** Begin **

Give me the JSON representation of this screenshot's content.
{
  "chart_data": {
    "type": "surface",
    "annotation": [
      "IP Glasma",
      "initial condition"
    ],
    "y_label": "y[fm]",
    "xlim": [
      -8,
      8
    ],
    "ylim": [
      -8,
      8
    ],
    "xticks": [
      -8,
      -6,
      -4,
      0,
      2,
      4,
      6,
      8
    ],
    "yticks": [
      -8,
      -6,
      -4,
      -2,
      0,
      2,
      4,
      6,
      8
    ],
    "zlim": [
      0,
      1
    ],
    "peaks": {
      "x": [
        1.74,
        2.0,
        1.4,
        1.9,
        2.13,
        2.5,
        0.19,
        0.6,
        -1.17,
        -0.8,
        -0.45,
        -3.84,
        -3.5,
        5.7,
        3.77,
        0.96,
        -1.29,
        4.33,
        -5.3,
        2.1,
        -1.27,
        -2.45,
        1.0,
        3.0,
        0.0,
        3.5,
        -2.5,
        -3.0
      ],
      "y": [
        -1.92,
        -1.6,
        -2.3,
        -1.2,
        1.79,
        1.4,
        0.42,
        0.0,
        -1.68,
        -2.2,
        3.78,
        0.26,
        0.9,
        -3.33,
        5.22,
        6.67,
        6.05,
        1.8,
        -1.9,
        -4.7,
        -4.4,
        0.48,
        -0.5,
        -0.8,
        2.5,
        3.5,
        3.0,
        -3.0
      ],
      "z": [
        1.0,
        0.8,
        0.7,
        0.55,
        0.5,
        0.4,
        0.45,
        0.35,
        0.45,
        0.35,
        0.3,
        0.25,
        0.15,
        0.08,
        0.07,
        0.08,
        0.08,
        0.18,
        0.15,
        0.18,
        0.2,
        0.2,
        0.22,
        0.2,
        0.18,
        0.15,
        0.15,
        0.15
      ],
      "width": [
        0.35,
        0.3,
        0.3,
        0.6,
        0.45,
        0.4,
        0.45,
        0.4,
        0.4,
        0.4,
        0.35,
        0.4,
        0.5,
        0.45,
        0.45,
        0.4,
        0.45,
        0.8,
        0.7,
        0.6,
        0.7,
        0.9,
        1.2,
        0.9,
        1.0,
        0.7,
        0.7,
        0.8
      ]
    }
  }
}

** End **

**REQUIREMENTS**
Set down every record above exactly as given.

**FINAL RESULT**
Give me the JSON representation of this screenshot's content.
{
  "chart_data": {
    "type": "surface",
    "annotation": [
      "IP Glasma",
      "initial condition"
    ],
    "y_label": "y[fm]",
    "xlim": [
      -8,
      8
    ],
    "ylim": [
      -8,
      8
    ],
    "xticks": [
      -8,
      -6,
      -4,
      0,
      2,
      4,
      6,
      8
    ],
    "yticks": [
      -8,
      -6,
      -4,
      -2,
      0,
      2,
      4,
      6,
      8
    ],
    "zlim": [
      0,
      1
    ],
    "peaks": {
      "x": [
        1.74,
        2.0,
        1.4,
        1.9,
        2.13,
        2.5,
        0.19,
        0.6,
        -1.17,
        -0.8,
        -0.45,
        -3.84,
        -3.5,
        5.7,
        3.77,
        0.96,
        -1.29,
        4.33,
        -5.3,
        2.1,
        -1.27,
        -2.45,
        1.0,
        3.0,
        0.0,
        3.5,
        -2.5,
        -3.0
      ],
      "y": [
        -1.92,
        -1.6,
        -2.3,
        -1.2,
        1.79,
        1.4,
        0.42,
        0.0,
        -1.68,
        -2.2,
        3.78,
        0.26,
        0.9,
        -3.33,
        5.22,
        6.67,
        6.05,
        1.8,
        -1.9,
        -4.7,
        -4.4,
        0.48,
        -0.5,
        -0.8,
        2.5,
        3.5,
        3.0,
        -3.0
      ],
      "z": [
        1.0,
        0.8,
        0.7,
        0.55,
        0.5,
        0.4,
        0.45,
        0.35,
        0.45,
        0.35,
        0.3,
        0.25,
        0.15,
        0.08,
        0.07,
        0.08,
        0.08,
        0.18,
        0.15,
        0.18,
        0.2,
        0.2,
        0.22,
        0.2,
        0.18,
        0.15,
        0.15,
        0.15
      ],
      "width": [
        0.35,
        0.3,
        0.3,
        0.6,
        0.45,
        0.4,
        0.45,
        0.4,
        0.4,
        0.4,
        0.35,
        0.4,
        0.5,
        0.45,
        0.45,
        0.4,
        0.45,
        0.8,
        0.7,
        0.6,
        0.7,
        0.9,
        1.2,
        0.9,
        1.0,
        0.7,
        0.7,
        0.8
      ]
    }
  }
}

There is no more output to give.